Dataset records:

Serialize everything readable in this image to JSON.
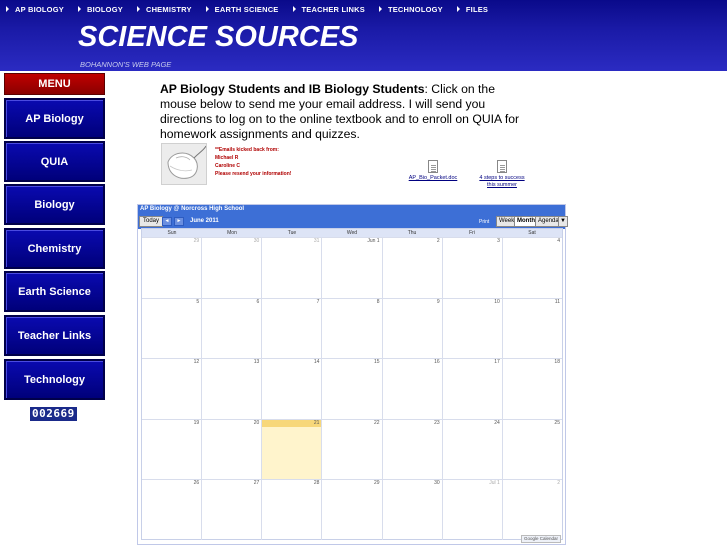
{
  "topnav": [
    {
      "label": "AP BIOLOGY"
    },
    {
      "label": "BIOLOGY"
    },
    {
      "label": "CHEMISTRY"
    },
    {
      "label": "EARTH SCIENCE"
    },
    {
      "label": "TEACHER LINKS"
    },
    {
      "label": "TECHNOLOGY"
    },
    {
      "label": "FILES"
    }
  ],
  "header": {
    "title": "SCIENCE SOURCES",
    "subtitle": "BOHANNON'S WEB PAGE"
  },
  "sidebar": {
    "menu_label": "MENU",
    "items": [
      {
        "label": "AP Biology"
      },
      {
        "label": "QUIA"
      },
      {
        "label": "Biology"
      },
      {
        "label": "Chemistry"
      },
      {
        "label": "Earth Science"
      },
      {
        "label": "Teacher Links"
      },
      {
        "label": "Technology"
      }
    ],
    "counter": "002669"
  },
  "main": {
    "intro_bold": "AP Biology Students and IB Biology Students",
    "intro_rest": ": Click on the mouse below to send me your email address. I will send you directions to log on to the online textbook and to enroll on QUIA for homework assignments and quizzes.",
    "emails_lines": [
      "**Emails kicked back from:",
      "Michael R",
      "Caroline C",
      "Please resend your information!"
    ],
    "docs": [
      {
        "label": "AP_Bio_Packet.doc"
      },
      {
        "label_line1": "4 steps to success",
        "label_line2": "this summer"
      }
    ]
  },
  "calendar": {
    "title": "AP Biology @ Norcross High School",
    "today_label": "Today",
    "prev_label": "◄",
    "next_label": "►",
    "month_label": "June 2011",
    "print_label": "Print",
    "views": [
      "Week",
      "Month",
      "Agenda"
    ],
    "dropdown_label": "▼",
    "days_of_week": [
      "Sun",
      "Mon",
      "Tue",
      "Wed",
      "Thu",
      "Fri",
      "Sat"
    ],
    "weeks": [
      [
        "29",
        "30",
        "31",
        "Jun 1",
        "2",
        "3",
        "4"
      ],
      [
        "5",
        "6",
        "7",
        "8",
        "9",
        "10",
        "11"
      ],
      [
        "12",
        "13",
        "14",
        "15",
        "16",
        "17",
        "18"
      ],
      [
        "19",
        "20",
        "21",
        "22",
        "23",
        "24",
        "25"
      ],
      [
        "26",
        "27",
        "28",
        "29",
        "30",
        "Jul 1",
        "2"
      ]
    ],
    "badge": "Google Calendar",
    "colors": {
      "header": "#3d6fd6",
      "today": "#fff4cc"
    }
  }
}
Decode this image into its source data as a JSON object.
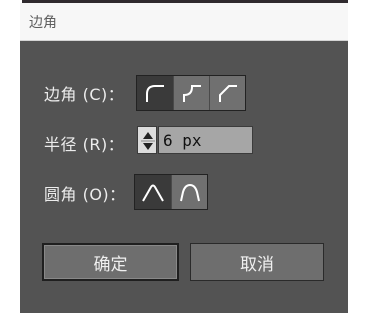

_WORK TO DO_
Find how many lines hold the string "this", and state that number alone.

_OUTPUT BELOW_
3